(Rows from a figure dataset)
####

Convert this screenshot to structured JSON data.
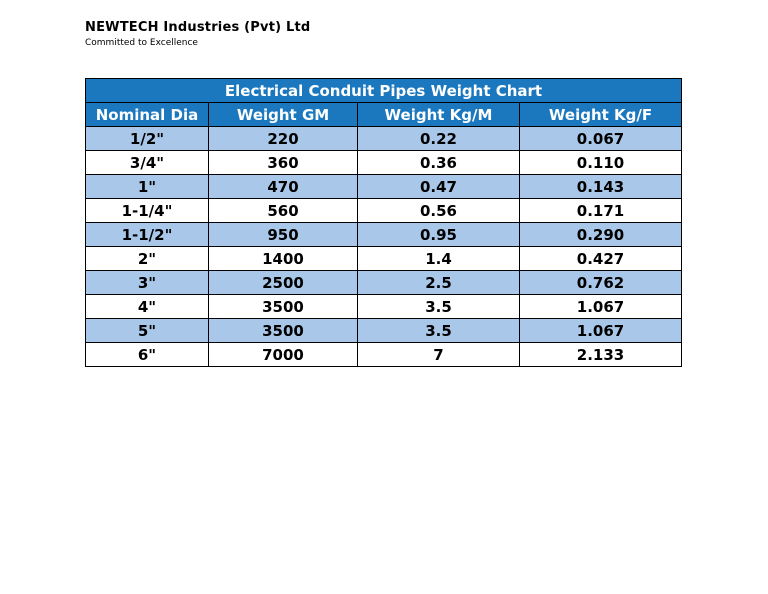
{
  "header": {
    "company": "NEWTECH Industries (Pvt) Ltd",
    "tagline": "Committed to Excellence"
  },
  "table": {
    "title": "Electrical Conduit Pipes Weight Chart",
    "columns": [
      "Nominal Dia",
      "Weight GM",
      "Weight Kg/M",
      "Weight Kg/F"
    ],
    "rows": [
      [
        "1/2\"",
        "220",
        "0.22",
        "0.067"
      ],
      [
        "3/4\"",
        "360",
        "0.36",
        "0.110"
      ],
      [
        "1\"",
        "470",
        "0.47",
        "0.143"
      ],
      [
        "1-1/4\"",
        "560",
        "0.56",
        "0.171"
      ],
      [
        "1-1/2\"",
        "950",
        "0.95",
        "0.290"
      ],
      [
        "2\"",
        "1400",
        "1.4",
        "0.427"
      ],
      [
        "3\"",
        "2500",
        "2.5",
        "0.762"
      ],
      [
        "4\"",
        "3500",
        "3.5",
        "1.067"
      ],
      [
        "5\"",
        "3500",
        "3.5",
        "1.067"
      ],
      [
        "6\"",
        "7000",
        "7",
        "2.133"
      ]
    ]
  },
  "colors": {
    "header_blue": "#1b78be",
    "row_light_blue": "#a9c8e9",
    "border": "#000000",
    "title_text": "#ffffff"
  }
}
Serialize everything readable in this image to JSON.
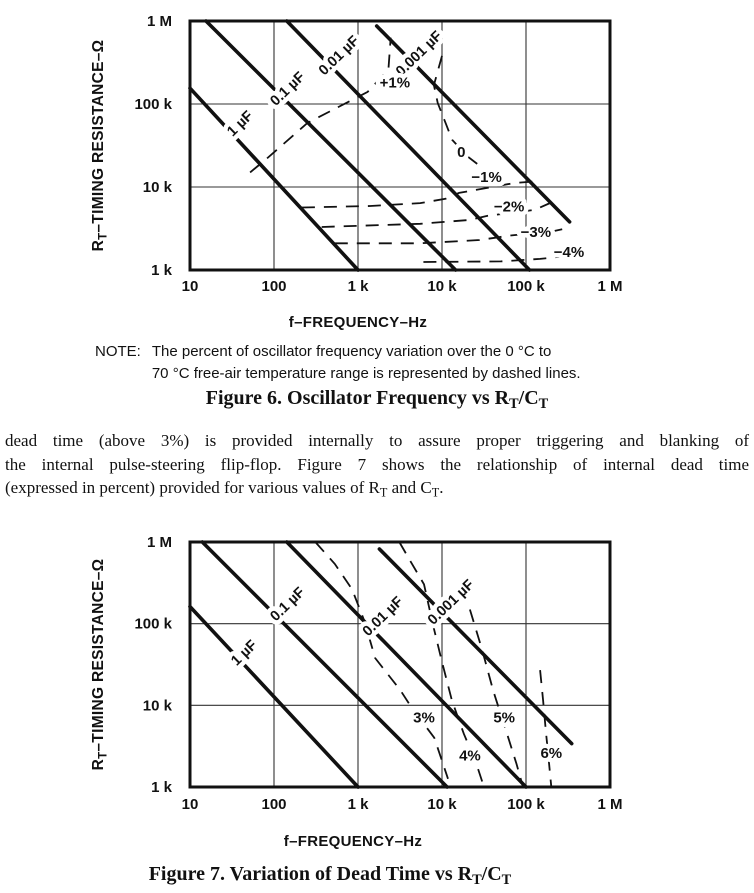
{
  "note": {
    "label": "NOTE:",
    "line1": "The percent of oscillator frequency variation over the 0 °C to",
    "line2": "70 °C free-air temperature range is represented by dashed lines."
  },
  "captions": {
    "fig6": {
      "t1": "Figure 6. Oscillator Frequency vs R",
      "s1": "T",
      "t2": "/C",
      "s2": "T"
    },
    "fig7": {
      "t1": "Figure 7. Variation of Dead Time vs R",
      "s1": "T",
      "t2": "/C",
      "s2": "T"
    }
  },
  "body": {
    "line1": "dead time (above 3%) is provided internally to assure proper triggering and blanking of",
    "line2": "the internal pulse-steering flip-flop. Figure 7 shows the relationship of internal dead time",
    "line3": {
      "t1": "(expressed in percent) provided for various values of R",
      "s1": "T",
      "t2": " and C",
      "s2": "T",
      "t3": "."
    }
  },
  "colors": {
    "ink": "#111111",
    "paper": "#ffffff"
  },
  "chart_data": [
    {
      "id": "fig6",
      "type": "line",
      "title": "Figure 6. Oscillator Frequency vs RT/CT",
      "x_scale": "log",
      "y_scale": "log",
      "xlim": [
        10,
        1000000
      ],
      "ylim": [
        1000,
        1000000
      ],
      "grid": true,
      "xlabel": "f–FREQUENCY–Hz",
      "ylabel_parts": {
        "pre": "R",
        "sub": "T",
        "post": "–TIMING RESISTANCE–Ω"
      },
      "x_ticks": [
        {
          "label": "10",
          "value": 10
        },
        {
          "label": "100",
          "value": 100
        },
        {
          "label": "1 k",
          "value": 1000
        },
        {
          "label": "10 k",
          "value": 10000
        },
        {
          "label": "100 k",
          "value": 100000
        },
        {
          "label": "1 M",
          "value": 1000000
        }
      ],
      "y_ticks": [
        {
          "label": "1 M",
          "value": 1000000
        },
        {
          "label": "100 k",
          "value": 100000
        },
        {
          "label": "10 k",
          "value": 10000
        },
        {
          "label": "1 k",
          "value": 1000
        }
      ],
      "series": [
        {
          "name": "1 µF",
          "role": "capacitor",
          "style": "solid",
          "points": [
            [
              10,
              155000
            ],
            [
              1000,
              1000
            ]
          ],
          "label_at": [
            43,
            53000
          ]
        },
        {
          "name": "0.1 µF",
          "role": "capacitor",
          "style": "solid",
          "points": [
            [
              15.5,
              1000000
            ],
            [
              14500,
              1000
            ]
          ],
          "label_at": [
            158,
            139000
          ]
        },
        {
          "name": "0.01 µF",
          "role": "capacitor",
          "style": "solid",
          "points": [
            [
              142,
              1000000
            ],
            [
              110000,
              1000
            ]
          ],
          "label_at": [
            645,
            350000
          ]
        },
        {
          "name": "0.001 µF",
          "role": "capacitor",
          "style": "solid",
          "points": [
            [
              1670,
              870000
            ],
            [
              330000,
              3800
            ]
          ],
          "label_at": [
            5800,
            370000
          ]
        },
        {
          "name": "+1%",
          "role": "contour",
          "style": "dashed",
          "points": [
            [
              52,
              15000
            ],
            [
              82,
              22000
            ],
            [
              250,
              59000
            ],
            [
              1300,
              140000
            ],
            [
              2300,
              260000
            ],
            [
              2450,
              630000
            ]
          ],
          "label_at": [
            2750,
            157000
          ]
        },
        {
          "name": "0",
          "role": "contour",
          "style": "dashed",
          "points": [
            [
              10000,
              380000
            ],
            [
              8000,
              169000
            ],
            [
              8900,
              103000
            ],
            [
              11200,
              57000
            ],
            [
              13200,
              37000
            ],
            [
              20500,
              23000
            ],
            [
              35000,
              15200
            ]
          ],
          "label_at": [
            17000,
            23000
          ]
        },
        {
          "name": "−1%",
          "role": "contour",
          "style": "dashed",
          "points": [
            [
              215,
              5660
            ],
            [
              1400,
              5900
            ],
            [
              5500,
              6400
            ],
            [
              11000,
              7200
            ],
            [
              16000,
              8500
            ],
            [
              74000,
              11200
            ],
            [
              121000,
              11600
            ]
          ],
          "label_at": [
            34000,
            11500
          ]
        },
        {
          "name": "−2%",
          "role": "contour",
          "style": "dashed",
          "points": [
            [
              370,
              3300
            ],
            [
              5500,
              3600
            ],
            [
              21000,
              4000
            ],
            [
              35000,
              4500
            ],
            [
              127000,
              5300
            ],
            [
              200000,
              6500
            ]
          ],
          "label_at": [
            63000,
            5100
          ]
        },
        {
          "name": "−3%",
          "role": "contour",
          "style": "dashed",
          "points": [
            [
              530,
              2100
            ],
            [
              5500,
              2100
            ],
            [
              28000,
              2300
            ],
            [
              64000,
              2600
            ],
            [
              200000,
              2900
            ],
            [
              270000,
              3100
            ]
          ],
          "label_at": [
            131000,
            2500
          ]
        },
        {
          "name": "−4%",
          "role": "contour",
          "style": "dashed",
          "points": [
            [
              6000,
              1250
            ],
            [
              50000,
              1270
            ],
            [
              147000,
              1360
            ],
            [
              480000,
              1550
            ]
          ],
          "label_at": [
            325000,
            1440
          ]
        }
      ]
    },
    {
      "id": "fig7",
      "type": "line",
      "title": "Figure 7. Variation of Dead Time vs RT/CT",
      "x_scale": "log",
      "y_scale": "log",
      "xlim": [
        10,
        1000000
      ],
      "ylim": [
        1000,
        1000000
      ],
      "grid": true,
      "xlabel": "f–FREQUENCY–Hz",
      "ylabel_parts": {
        "pre": "R",
        "sub": "T",
        "post": "–TIMING RESISTANCE–Ω"
      },
      "x_ticks": [
        {
          "label": "10",
          "value": 10
        },
        {
          "label": "100",
          "value": 100
        },
        {
          "label": "1 k",
          "value": 1000
        },
        {
          "label": "10 k",
          "value": 10000
        },
        {
          "label": "100 k",
          "value": 100000
        },
        {
          "label": "1 M",
          "value": 1000000
        }
      ],
      "y_ticks": [
        {
          "label": "1 M",
          "value": 1000000
        },
        {
          "label": "100 k",
          "value": 100000
        },
        {
          "label": "10 k",
          "value": 10000
        },
        {
          "label": "1 k",
          "value": 1000
        }
      ],
      "series": [
        {
          "name": "1 µF",
          "role": "capacitor",
          "style": "solid",
          "points": [
            [
              10,
              162000
            ],
            [
              1000,
              1000
            ]
          ],
          "label_at": [
            48,
            40000
          ]
        },
        {
          "name": "0.1 µF",
          "role": "capacitor",
          "style": "solid",
          "points": [
            [
              14,
              1000000
            ],
            [
              11500,
              1000
            ]
          ],
          "label_at": [
            158,
            158000
          ]
        },
        {
          "name": "0.01 µF",
          "role": "capacitor",
          "style": "solid",
          "points": [
            [
              142,
              1000000
            ],
            [
              100000,
              1000
            ]
          ],
          "label_at": [
            2150,
            112000
          ]
        },
        {
          "name": "0.001 µF",
          "role": "capacitor",
          "style": "solid",
          "points": [
            [
              1800,
              820000
            ],
            [
              350000,
              3400
            ]
          ],
          "label_at": [
            13900,
            167000
          ]
        },
        {
          "name": "3%",
          "role": "contour",
          "style": "dashed",
          "points": [
            [
              310,
              1000000
            ],
            [
              530,
              540000
            ],
            [
              850,
              263000
            ],
            [
              1200,
              105000
            ],
            [
              1600,
              38000
            ],
            [
              3200,
              15300
            ],
            [
              4400,
              9200
            ],
            [
              8100,
              4000
            ],
            [
              11800,
              1260
            ]
          ],
          "label_at": [
            6100,
            6200
          ]
        },
        {
          "name": "4%",
          "role": "contour",
          "style": "dashed",
          "points": [
            [
              3100,
              1000000
            ],
            [
              4400,
              537000
            ],
            [
              6100,
              303000
            ],
            [
              7800,
              98000
            ],
            [
              10000,
              34000
            ],
            [
              13100,
              11500
            ],
            [
              18200,
              4500
            ],
            [
              25300,
              2000
            ],
            [
              31600,
              1000
            ]
          ],
          "label_at": [
            21500,
            2100
          ]
        },
        {
          "name": "5%",
          "role": "contour",
          "style": "dashed",
          "points": [
            [
              21500,
              149000
            ],
            [
              30000,
              48000
            ],
            [
              40600,
              15300
            ],
            [
              61500,
              4000
            ],
            [
              77000,
              1920
            ],
            [
              92000,
              1000
            ]
          ],
          "label_at": [
            55000,
            6200
          ]
        },
        {
          "name": "6%",
          "role": "contour",
          "style": "dashed",
          "points": [
            [
              147000,
              27000
            ],
            [
              160000,
              11500
            ],
            [
              172000,
              4900
            ],
            [
              187000,
              2100
            ],
            [
              200000,
              1000
            ]
          ],
          "label_at": [
            200000,
            2280
          ]
        }
      ]
    }
  ]
}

####

## SHORT EXERCISE
Scan the records above and report how many lines include the word "this", without any other text.

## ANSWER TO THE PROBLEM
2